**CONSEGNA 1:**
Rispondi alle seguenti domande sull'interpellanza relativa all'opera di Stephen Cox.
(a) Quale costo, comprensivo di imposte e tasse, era previsto dalla DG. n. 343/2002?
(b) Presso quale tipo di ditta, e in quale località, giace in deposito il manufatto?
(c) Con quale titolo la DG. n. 3370 del 4 ottobre 2004 indica l'opera di Stephen Cox?
**CONSEGNA 2:**
Trascrivi parola per parola il passo dell'interpellanza sull'opera di Stephen Cox che va da "Objet du Conseil" fino a "un'opera d'arte. (Interpellanza)" compreso.
**CONSEGNA 3:**
Prosegui l'interpellanza sull'opera di Stephen Cox a partire dal punto in cui termina.

Objet du Conseil n. 890 du 20 octobre 2004 - Resoconto
OGGETTO N. 890/XII - Realizzazione da parte dell'artista Stephen Cox di un'opera d'arte. (Interpellanza)
Interpellanza
Ricordate le precedenti iniziative consiliari relative all'opera dell'artista Stephen Cox, che la Regione avrebbe comperato per farla collocare come "nuovo altare-sepolcro" nella cappella di Sant'Anselmo della Cattedrale di Canterbury;
Ricordato che con DG. n. 343/2002 si formalizzava tale intento, con l'affidamento a Cox della "realizzazione dell'altare da collocare nella Cattedrale di Canterbury" per un costo, comprensivo di imposte e tasse, di 72.000 euro;
Vista la DG. n. 3370 del 4 ottobre 2004 con cui vengono approvate, in parte in sanatoria, le spese residue per l'ultimazione di un'opera di Stephen Cox, intitolata "Tribute to Saint-Anselme";
Letto nelle premesse della delibera che si tratta di un'opera donata dallo stesso scultore alla regione e per la quale la regione si è impegnata a sostenere le sole spese "per la scelta del materiale e per seguire le varie fasi di realizzazione dell'opera stessa";
Visto che le opere di Cox di cui parlano le due delibere citate paiono riferirsi allo stesso manufatto, che giace in deposito da diversi mesi presso una ditta di Lavorazione Marmi di Massa Carrara;
Preso atto infine che, a sanatoria, vengono approvate spese di magazzinaggio della scultura per il periodo 1 gennaio 2004-30 settembre 2004;
i sottoscritti Consiglieri regionali
Interpellano
la Giunta per sapere:
1) se le delibere di Giunta n. 343/2002 e n. 3370/2004 si riferiscono allo stesso manufatto artistico;
2) in questo caso, se sono state chiarite, o se si intendono chiarire, le motivazioni per cui un'opera acquistata per 72.000 euro nel 2002 sia diventata nel 2004 un libero dono, dal costo di 27.549,98 euro;
3) se si intende ancora collocare tale opera nella cattedrale di Canterbury;
4) i motivi per cui solo dopo nove mesi si è provveduto a coprire le spese di magazzinaggio del manufatto.

**VOCI FORNITE:**
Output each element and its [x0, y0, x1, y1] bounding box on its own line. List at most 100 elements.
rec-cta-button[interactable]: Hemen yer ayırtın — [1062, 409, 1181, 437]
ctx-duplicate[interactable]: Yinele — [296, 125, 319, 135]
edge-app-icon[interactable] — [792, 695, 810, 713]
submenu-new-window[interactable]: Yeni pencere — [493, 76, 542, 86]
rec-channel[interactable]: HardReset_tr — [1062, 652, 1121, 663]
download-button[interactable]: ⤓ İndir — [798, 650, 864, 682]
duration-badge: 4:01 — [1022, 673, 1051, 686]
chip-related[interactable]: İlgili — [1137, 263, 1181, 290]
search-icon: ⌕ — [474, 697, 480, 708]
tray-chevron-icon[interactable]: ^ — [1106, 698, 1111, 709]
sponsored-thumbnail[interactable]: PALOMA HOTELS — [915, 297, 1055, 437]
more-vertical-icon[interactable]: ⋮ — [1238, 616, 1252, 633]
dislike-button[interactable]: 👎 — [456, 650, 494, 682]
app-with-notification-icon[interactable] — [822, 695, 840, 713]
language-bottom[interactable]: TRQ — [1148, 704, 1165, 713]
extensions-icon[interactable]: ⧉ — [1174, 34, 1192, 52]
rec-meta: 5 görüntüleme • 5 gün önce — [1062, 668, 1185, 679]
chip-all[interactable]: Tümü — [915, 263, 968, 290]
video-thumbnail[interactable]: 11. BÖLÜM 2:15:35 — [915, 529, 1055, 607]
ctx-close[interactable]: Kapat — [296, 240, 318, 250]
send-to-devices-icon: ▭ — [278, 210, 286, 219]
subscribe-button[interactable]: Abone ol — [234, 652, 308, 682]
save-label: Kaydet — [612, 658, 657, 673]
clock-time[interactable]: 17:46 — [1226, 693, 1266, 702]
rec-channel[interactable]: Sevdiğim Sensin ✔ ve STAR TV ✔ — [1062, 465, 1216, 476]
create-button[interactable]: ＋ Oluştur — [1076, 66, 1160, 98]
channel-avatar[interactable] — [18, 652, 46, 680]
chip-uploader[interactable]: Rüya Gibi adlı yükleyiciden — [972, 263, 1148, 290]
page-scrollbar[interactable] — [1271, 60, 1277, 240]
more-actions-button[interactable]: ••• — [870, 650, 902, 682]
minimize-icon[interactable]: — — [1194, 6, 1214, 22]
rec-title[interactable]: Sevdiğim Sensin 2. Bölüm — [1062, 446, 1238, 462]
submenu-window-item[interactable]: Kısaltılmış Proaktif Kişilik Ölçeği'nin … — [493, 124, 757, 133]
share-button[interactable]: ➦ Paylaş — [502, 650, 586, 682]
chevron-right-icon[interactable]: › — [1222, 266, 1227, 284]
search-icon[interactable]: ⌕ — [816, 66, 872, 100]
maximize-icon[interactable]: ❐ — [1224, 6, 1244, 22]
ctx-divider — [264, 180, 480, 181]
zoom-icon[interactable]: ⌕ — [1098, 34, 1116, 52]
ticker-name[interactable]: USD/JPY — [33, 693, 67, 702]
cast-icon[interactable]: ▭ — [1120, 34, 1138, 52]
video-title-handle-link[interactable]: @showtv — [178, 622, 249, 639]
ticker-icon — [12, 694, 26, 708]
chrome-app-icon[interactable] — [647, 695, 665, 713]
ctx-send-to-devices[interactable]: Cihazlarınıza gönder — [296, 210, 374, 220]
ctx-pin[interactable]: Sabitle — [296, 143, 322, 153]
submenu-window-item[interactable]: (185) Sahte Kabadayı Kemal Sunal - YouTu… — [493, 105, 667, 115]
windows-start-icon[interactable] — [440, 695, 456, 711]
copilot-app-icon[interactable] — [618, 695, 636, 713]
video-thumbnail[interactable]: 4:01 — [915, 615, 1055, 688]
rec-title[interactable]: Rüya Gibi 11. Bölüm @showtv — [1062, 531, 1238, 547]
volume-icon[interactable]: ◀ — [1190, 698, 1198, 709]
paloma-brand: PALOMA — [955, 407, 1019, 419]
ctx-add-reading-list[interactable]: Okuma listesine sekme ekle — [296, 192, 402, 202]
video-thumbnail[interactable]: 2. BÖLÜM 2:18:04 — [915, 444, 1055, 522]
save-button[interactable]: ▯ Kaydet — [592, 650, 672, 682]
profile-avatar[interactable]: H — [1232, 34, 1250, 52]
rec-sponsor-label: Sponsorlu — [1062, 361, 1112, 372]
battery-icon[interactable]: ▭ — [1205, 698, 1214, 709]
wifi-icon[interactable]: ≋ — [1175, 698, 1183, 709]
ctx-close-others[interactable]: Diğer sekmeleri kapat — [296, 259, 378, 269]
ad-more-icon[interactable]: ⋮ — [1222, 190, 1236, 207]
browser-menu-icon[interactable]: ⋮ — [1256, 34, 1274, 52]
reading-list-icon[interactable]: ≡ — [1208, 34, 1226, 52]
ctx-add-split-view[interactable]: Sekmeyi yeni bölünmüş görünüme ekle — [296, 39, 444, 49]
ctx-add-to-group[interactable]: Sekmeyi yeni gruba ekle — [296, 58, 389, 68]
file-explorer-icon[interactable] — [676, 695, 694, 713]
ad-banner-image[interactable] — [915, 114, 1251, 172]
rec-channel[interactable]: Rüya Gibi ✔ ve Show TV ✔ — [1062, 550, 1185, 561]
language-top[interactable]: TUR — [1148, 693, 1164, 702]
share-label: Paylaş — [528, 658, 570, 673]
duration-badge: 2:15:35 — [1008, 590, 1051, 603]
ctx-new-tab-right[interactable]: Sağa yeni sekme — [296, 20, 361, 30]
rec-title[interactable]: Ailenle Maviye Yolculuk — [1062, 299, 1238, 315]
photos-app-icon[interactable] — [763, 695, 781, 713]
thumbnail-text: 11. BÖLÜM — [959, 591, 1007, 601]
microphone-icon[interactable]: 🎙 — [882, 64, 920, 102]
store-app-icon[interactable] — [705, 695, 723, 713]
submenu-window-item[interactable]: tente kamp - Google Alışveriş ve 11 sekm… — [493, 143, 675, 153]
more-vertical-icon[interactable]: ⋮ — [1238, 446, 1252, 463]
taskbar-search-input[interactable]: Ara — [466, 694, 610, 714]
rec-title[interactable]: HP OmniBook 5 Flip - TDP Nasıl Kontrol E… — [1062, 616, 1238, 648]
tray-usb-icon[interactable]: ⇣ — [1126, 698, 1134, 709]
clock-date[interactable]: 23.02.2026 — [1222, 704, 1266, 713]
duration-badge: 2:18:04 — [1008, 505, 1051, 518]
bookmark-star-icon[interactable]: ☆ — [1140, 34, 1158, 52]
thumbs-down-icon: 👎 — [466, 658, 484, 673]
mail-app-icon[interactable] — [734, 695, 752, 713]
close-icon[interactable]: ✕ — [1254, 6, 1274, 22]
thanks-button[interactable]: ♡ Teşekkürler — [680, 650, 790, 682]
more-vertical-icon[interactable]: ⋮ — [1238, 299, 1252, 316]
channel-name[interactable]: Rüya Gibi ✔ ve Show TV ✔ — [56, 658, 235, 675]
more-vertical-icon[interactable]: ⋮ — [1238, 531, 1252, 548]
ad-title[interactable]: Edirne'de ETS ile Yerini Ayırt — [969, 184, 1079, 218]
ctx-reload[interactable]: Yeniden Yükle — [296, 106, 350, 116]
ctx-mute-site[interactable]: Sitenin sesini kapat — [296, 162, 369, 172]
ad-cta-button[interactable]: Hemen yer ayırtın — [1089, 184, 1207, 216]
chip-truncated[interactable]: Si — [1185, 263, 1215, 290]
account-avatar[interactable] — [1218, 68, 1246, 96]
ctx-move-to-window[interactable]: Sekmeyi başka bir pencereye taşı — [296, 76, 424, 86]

**RISPOSTA 1:**
(a) 72.000 euro.
(b) Presso una ditta di Lavorazione Marmi di Massa Carrara.
(c) "Tribute to Saint-Anselme".

**RISPOSTA 2:**
Objet du Conseil n. 890 du 20 octobre 2004 - Resoconto
OGGETTO N. 890/XII - Realizzazione da parte dell'artista Stephen Cox di un'opera d'arte. (Interpellanza)

**RISPOSTA 3:**
F.to: Squarzino Secondina - Curtaz - Riccarand
Président - La parole à la Conseillère Squarzino Secondina.
Squarzino (Arc-VA) - La do per illustrata.
Président - La parole à l'Assesseur à l'éducation et à la culture, Charles Teresa.
Charles (UV) - Les délibérations du Gouvernement n° 343/2002 et n° 3370/2004 ne font pas référence au même ouvrage, ce n'est pas la même chose.
La délibération n° 343/2002 approuve le projet pour la réalisation d'un nouvel autel pour la Chapelle de Saint-Anselme, qui se trouve dans la Cathédrale de Canterbury, don de l'Administration régionale à l'Eglise Anglicane. L'initiative, réalisée en collaboration avec le Diocèse d'Aoste, pour exalter la figure du Saint et renforcer les liens entre Aoste et Canterbury, devait voir sa conclusion avant la fin d'avril 2002: il s'agissait d'inaugurer ce nouvel autel à l'occasion d'un pèlerinage de l'Evêque d'Aoste à la Cathédrale et cela devait se passer au mois de mai 2002. La délibération de Junte susdite s'engageait à payer la somme de 72.000,00 euros, suivant le devis de l'artiste Stephen Cox, la somme comprenant le transport et l'achat du matériel, la réalisation de l'ouvrage, la mise en place et les frais divers toutes taxes comprises.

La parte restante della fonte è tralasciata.